Every entry must be copied word for word.

### Task material ###

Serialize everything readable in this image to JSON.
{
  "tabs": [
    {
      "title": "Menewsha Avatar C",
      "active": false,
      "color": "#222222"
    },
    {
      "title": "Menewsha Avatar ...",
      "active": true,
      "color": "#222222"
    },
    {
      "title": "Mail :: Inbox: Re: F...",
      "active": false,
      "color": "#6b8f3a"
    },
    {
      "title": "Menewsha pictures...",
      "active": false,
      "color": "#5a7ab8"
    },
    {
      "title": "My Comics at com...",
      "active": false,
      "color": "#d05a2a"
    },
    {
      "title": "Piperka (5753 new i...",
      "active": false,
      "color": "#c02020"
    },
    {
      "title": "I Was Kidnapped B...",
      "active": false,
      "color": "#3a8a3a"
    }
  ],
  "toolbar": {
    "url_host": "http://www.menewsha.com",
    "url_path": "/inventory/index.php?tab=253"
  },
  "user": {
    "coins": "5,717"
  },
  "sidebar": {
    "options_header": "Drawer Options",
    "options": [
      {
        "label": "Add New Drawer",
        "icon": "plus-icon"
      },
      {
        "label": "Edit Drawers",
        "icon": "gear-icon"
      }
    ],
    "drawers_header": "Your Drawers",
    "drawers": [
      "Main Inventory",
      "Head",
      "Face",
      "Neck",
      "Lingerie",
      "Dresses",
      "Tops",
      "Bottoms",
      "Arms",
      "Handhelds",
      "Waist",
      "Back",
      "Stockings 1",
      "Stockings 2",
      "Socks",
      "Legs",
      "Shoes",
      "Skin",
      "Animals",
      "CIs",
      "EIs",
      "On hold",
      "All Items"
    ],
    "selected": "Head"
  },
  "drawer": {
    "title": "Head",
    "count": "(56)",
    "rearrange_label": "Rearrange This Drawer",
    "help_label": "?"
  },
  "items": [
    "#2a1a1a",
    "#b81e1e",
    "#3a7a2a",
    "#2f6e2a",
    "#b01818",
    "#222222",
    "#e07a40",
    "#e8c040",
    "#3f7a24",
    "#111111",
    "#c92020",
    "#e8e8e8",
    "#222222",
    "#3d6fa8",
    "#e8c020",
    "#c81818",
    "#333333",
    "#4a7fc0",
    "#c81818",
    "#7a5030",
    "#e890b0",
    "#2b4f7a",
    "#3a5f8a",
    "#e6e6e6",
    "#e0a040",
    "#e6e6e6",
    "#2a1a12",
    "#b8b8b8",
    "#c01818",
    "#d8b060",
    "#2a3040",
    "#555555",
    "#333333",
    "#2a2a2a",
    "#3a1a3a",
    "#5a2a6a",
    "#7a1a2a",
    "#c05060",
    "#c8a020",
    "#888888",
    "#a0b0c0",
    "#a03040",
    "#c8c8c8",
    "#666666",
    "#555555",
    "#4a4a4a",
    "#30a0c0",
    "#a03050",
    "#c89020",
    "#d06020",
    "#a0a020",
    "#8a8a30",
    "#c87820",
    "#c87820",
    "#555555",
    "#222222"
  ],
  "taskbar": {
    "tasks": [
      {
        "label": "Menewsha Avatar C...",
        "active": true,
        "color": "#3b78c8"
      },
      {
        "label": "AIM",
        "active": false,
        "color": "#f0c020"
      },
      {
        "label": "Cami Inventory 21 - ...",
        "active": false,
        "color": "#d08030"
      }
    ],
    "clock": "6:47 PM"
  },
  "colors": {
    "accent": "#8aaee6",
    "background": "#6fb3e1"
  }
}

###

(Result for this task)
Serialize everything readable in this image to JSON.
{
  "tabs": [
    {
      "title": "Menewsha Avatar C",
      "active": false,
      "color": "#222222"
    },
    {
      "title": "Menewsha Avatar ...",
      "active": true,
      "color": "#222222"
    },
    {
      "title": "Mail :: Inbox: Re: F...",
      "active": false,
      "color": "#6b8f3a"
    },
    {
      "title": "Menewsha pictures...",
      "active": false,
      "color": "#5a7ab8"
    },
    {
      "title": "My Comics at com...",
      "active": false,
      "color": "#d05a2a"
    },
    {
      "title": "Piperka (5753 new i...",
      "active": false,
      "color": "#c02020"
    },
    {
      "title": "I Was Kidnapped B...",
      "active": false,
      "color": "#3a8a3a"
    }
  ],
  "toolbar": {
    "url_host": "http://www.menewsha.com",
    "url_path": "/inventory/index.php?tab=253"
  },
  "user": {
    "coins": "5,717"
  },
  "sidebar": {
    "options_header": "Drawer Options",
    "options": [
      {
        "label": "Add New Drawer",
        "icon": "plus-icon"
      },
      {
        "label": "Edit Drawers",
        "icon": "gear-icon"
      }
    ],
    "drawers_header": "Your Drawers",
    "drawers": [
      "Main Inventory",
      "Head",
      "Face",
      "Neck",
      "Lingerie",
      "Dresses",
      "Tops",
      "Bottoms",
      "Arms",
      "Handhelds",
      "Waist",
      "Back",
      "Stockings 1",
      "Stockings 2",
      "Socks",
      "Legs",
      "Shoes",
      "Skin",
      "Animals",
      "CIs",
      "EIs",
      "On hold",
      "All Items"
    ],
    "selected": "Head"
  },
  "drawer": {
    "title": "Head",
    "count": "(56)",
    "rearrange_label": "Rearrange This Drawer",
    "help_label": "?"
  },
  "items": [
    "#2a1a1a",
    "#b81e1e",
    "#3a7a2a",
    "#2f6e2a",
    "#b01818",
    "#222222",
    "#e07a40",
    "#e8c040",
    "#3f7a24",
    "#111111",
    "#c92020",
    "#e8e8e8",
    "#222222",
    "#3d6fa8",
    "#e8c020",
    "#c81818",
    "#333333",
    "#4a7fc0",
    "#c81818",
    "#7a5030",
    "#e890b0",
    "#2b4f7a",
    "#3a5f8a",
    "#e6e6e6",
    "#e0a040",
    "#e6e6e6",
    "#2a1a12",
    "#b8b8b8",
    "#c01818",
    "#d8b060",
    "#2a3040",
    "#555555",
    "#333333",
    "#2a2a2a",
    "#3a1a3a",
    "#5a2a6a",
    "#7a1a2a",
    "#c05060",
    "#c8a020",
    "#888888",
    "#a0b0c0",
    "#a03040",
    "#c8c8c8",
    "#666666",
    "#555555",
    "#4a4a4a",
    "#30a0c0",
    "#a03050",
    "#c89020",
    "#d06020",
    "#a0a020",
    "#8a8a30",
    "#c87820",
    "#c87820",
    "#555555",
    "#222222"
  ],
  "taskbar": {
    "tasks": [
      {
        "label": "Menewsha Avatar C...",
        "active": true,
        "color": "#3b78c8"
      },
      {
        "label": "AIM",
        "active": false,
        "color": "#f0c020"
      },
      {
        "label": "Cami Inventory 21 - ...",
        "active": false,
        "color": "#d08030"
      }
    ],
    "clock": "6:47 PM"
  },
  "colors": {
    "accent": "#8aaee6",
    "background": "#6fb3e1"
  }
}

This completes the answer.